EXCERPTED DATA:

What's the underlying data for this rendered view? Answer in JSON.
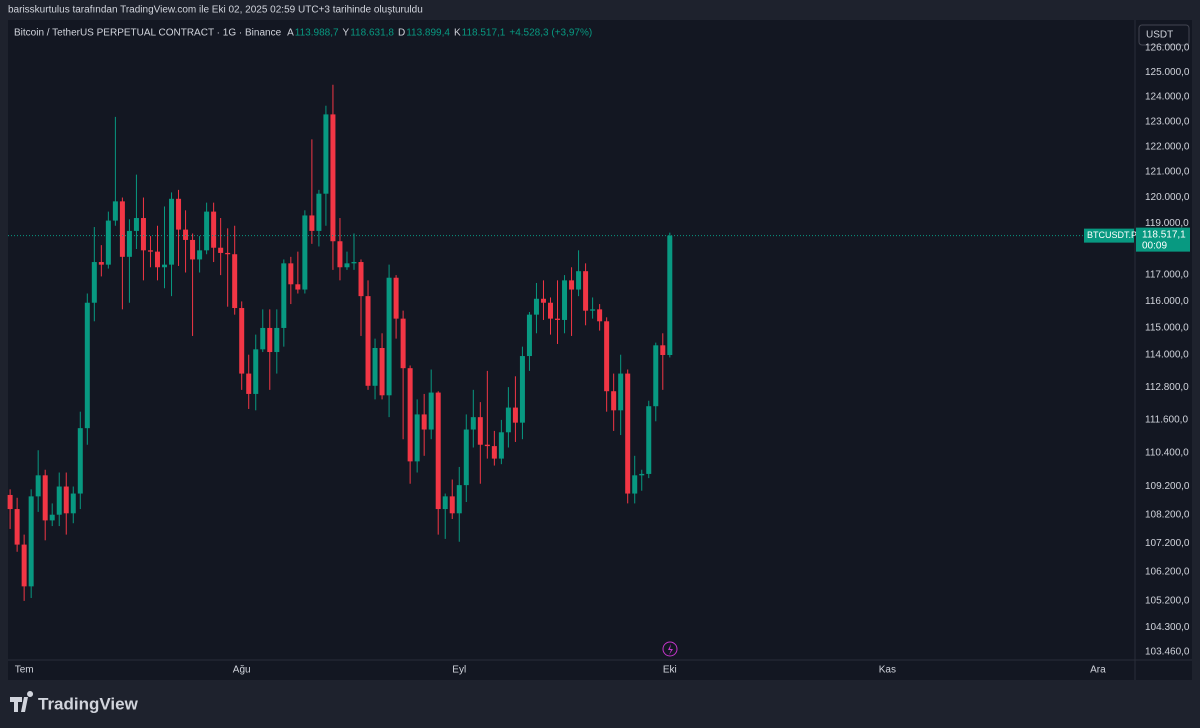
{
  "caption": "barisskurtulus tarafından TradingView.com ile Eki 02, 2025 02:59 UTC+3 tarihinde oluşturuldu",
  "brand": "TradingView",
  "chart_data": {
    "type": "candlestick",
    "title": "Bitcoin / TetherUS PERPETUAL CONTRACT · 1G · Binance",
    "ohlc_legend": [
      {
        "key": "A",
        "text": "113.988,7"
      },
      {
        "key": "Y",
        "text": "118.631,8"
      },
      {
        "key": "D",
        "text": "113.899,4"
      },
      {
        "key": "K",
        "text": "118.517,1"
      }
    ],
    "change": "+4.528,3 (+3,97%)",
    "currency": "USDT",
    "symbol": "BTCUSDT.P",
    "last_price_label": "118.517,1",
    "countdown": "00:09",
    "up_color": "#089981",
    "down_color": "#f23645",
    "log_scale": true,
    "grid": false,
    "open": [
      108900,
      108400,
      107150,
      105700,
      108850,
      109600,
      108000,
      108200,
      109200,
      108250,
      108950,
      111300,
      115950,
      117500,
      117400,
      119100,
      119850,
      117700,
      118700,
      119200,
      117950,
      117900,
      117300,
      117400,
      119950,
      118750,
      118350,
      117600,
      117950,
      119450,
      118050,
      117850,
      117800,
      115750,
      113300,
      112550,
      114200,
      115000,
      114100,
      115000,
      117450,
      116650,
      116450,
      119300,
      118700,
      120150,
      123300,
      118300,
      117300,
      117450,
      117500,
      116200,
      112850,
      114250,
      112500,
      116900,
      115350,
      113500,
      110100,
      111800,
      111250,
      112600,
      108400,
      108850,
      108250,
      109250,
      111250,
      111700,
      110700,
      110650,
      110200,
      111150,
      112050,
      111500,
      113950,
      115500,
      116100,
      115950,
      115350,
      115300,
      116800,
      116450,
      117150,
      115650,
      115700,
      115250,
      112650,
      111950,
      113300,
      108950,
      109600,
      109650,
      112100,
      114350,
      113988.7
    ],
    "high": [
      109100,
      108800,
      107500,
      109100,
      110500,
      109800,
      108600,
      109700,
      109700,
      109200,
      111900,
      116300,
      118850,
      118150,
      119450,
      123200,
      120000,
      119150,
      120900,
      120000,
      118500,
      118900,
      119650,
      120200,
      120300,
      119500,
      118600,
      118500,
      119800,
      119800,
      119200,
      118800,
      118900,
      116000,
      114000,
      114750,
      115700,
      115700,
      115700,
      117600,
      117700,
      117900,
      119500,
      122300,
      120300,
      123650,
      124500,
      119200,
      117900,
      118600,
      117600,
      116800,
      114600,
      114800,
      117400,
      117000,
      115650,
      113600,
      112350,
      112550,
      113450,
      112650,
      108950,
      109450,
      109900,
      111800,
      112700,
      112250,
      113400,
      111200,
      111600,
      112800,
      113200,
      114300,
      115600,
      116700,
      116800,
      116150,
      116800,
      117000,
      117300,
      117950,
      117450,
      116150,
      115900,
      115400,
      113300,
      114000,
      113450,
      110300,
      109800,
      112300,
      114450,
      114800,
      118631.8
    ],
    "low": [
      107700,
      106900,
      105200,
      105300,
      108300,
      107300,
      107800,
      107800,
      107500,
      107900,
      108400,
      110700,
      115250,
      116950,
      117250,
      118900,
      115700,
      115950,
      118000,
      116800,
      117300,
      116800,
      116500,
      116200,
      117350,
      117100,
      114700,
      117100,
      117800,
      117500,
      117000,
      115800,
      115500,
      112700,
      112000,
      111950,
      114100,
      112700,
      113300,
      114300,
      115900,
      116300,
      116300,
      118200,
      118100,
      118900,
      117200,
      116800,
      117200,
      117200,
      114700,
      112700,
      112350,
      112350,
      111700,
      114600,
      110900,
      109300,
      109700,
      110300,
      110900,
      107500,
      107350,
      108050,
      107250,
      108650,
      110600,
      109300,
      110200,
      109950,
      110000,
      110600,
      110800,
      110900,
      113400,
      114800,
      115300,
      114750,
      114400,
      114800,
      114700,
      116200,
      115100,
      115350,
      114900,
      111900,
      111200,
      111050,
      108600,
      108600,
      109050,
      109500,
      111550,
      112700,
      113899.4
    ],
    "close": [
      108400,
      107150,
      105700,
      108850,
      109600,
      108000,
      108200,
      109200,
      108250,
      108950,
      111300,
      115950,
      117500,
      117400,
      119100,
      119850,
      117700,
      118700,
      119200,
      117950,
      117900,
      117300,
      117400,
      119950,
      118750,
      118350,
      117600,
      117950,
      119450,
      118050,
      117850,
      117800,
      115750,
      113300,
      112550,
      114200,
      115000,
      114100,
      115000,
      117450,
      116650,
      116450,
      119300,
      118700,
      120150,
      123300,
      118300,
      117300,
      117450,
      117500,
      116200,
      112850,
      114250,
      112500,
      116900,
      115350,
      113500,
      110100,
      111800,
      111250,
      112600,
      108400,
      108850,
      108250,
      109250,
      111250,
      111700,
      110700,
      110650,
      110200,
      111150,
      112050,
      111500,
      113950,
      115500,
      116100,
      115950,
      115350,
      115300,
      116800,
      116450,
      117150,
      115650,
      115700,
      115250,
      112650,
      111950,
      113300,
      108950,
      109600,
      109650,
      112100,
      114350,
      113988.7,
      118517.1
    ],
    "xlim": [
      -0.3,
      160
    ],
    "xticks": [
      {
        "value": 2,
        "label": "Tem"
      },
      {
        "value": 33,
        "label": "Ağu"
      },
      {
        "value": 64,
        "label": "Eyl"
      },
      {
        "value": 94,
        "label": "Eki"
      },
      {
        "value": 125,
        "label": "Kas"
      },
      {
        "value": 155,
        "label": "Ara"
      }
    ],
    "ylim": [
      103190,
      126330
    ],
    "yticks": [
      {
        "value": 126000,
        "label": "126.000,0"
      },
      {
        "value": 125000,
        "label": "125.000,0"
      },
      {
        "value": 124000,
        "label": "124.000,0"
      },
      {
        "value": 123000,
        "label": "123.000,0"
      },
      {
        "value": 122000,
        "label": "122.000,0"
      },
      {
        "value": 121000,
        "label": "121.000,0"
      },
      {
        "value": 120000,
        "label": "120.000,0"
      },
      {
        "value": 119000,
        "label": "119.000,0"
      },
      {
        "value": 117000,
        "label": "117.000,0"
      },
      {
        "value": 116000,
        "label": "116.000,0"
      },
      {
        "value": 115000,
        "label": "115.000,0"
      },
      {
        "value": 114000,
        "label": "114.000,0"
      },
      {
        "value": 112800,
        "label": "112.800,0"
      },
      {
        "value": 111600,
        "label": "111.600,0"
      },
      {
        "value": 110400,
        "label": "110.400,0"
      },
      {
        "value": 109200,
        "label": "109.200,0"
      },
      {
        "value": 108200,
        "label": "108.200,0"
      },
      {
        "value": 107200,
        "label": "107.200,0"
      },
      {
        "value": 106200,
        "label": "106.200,0"
      },
      {
        "value": 105200,
        "label": "105.200,0"
      },
      {
        "value": 104300,
        "label": "104.300,0"
      },
      {
        "value": 103460,
        "label": "103.460,0"
      }
    ]
  }
}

GIVEN PROBLEM: Go through the records and copy each line with "text" in it.

RESPONSE TO THIS TASK:
        "text": "113.988,7"
        "text": "118.631,8"
        "text": "113.899,4"
        "text": "118.517,1"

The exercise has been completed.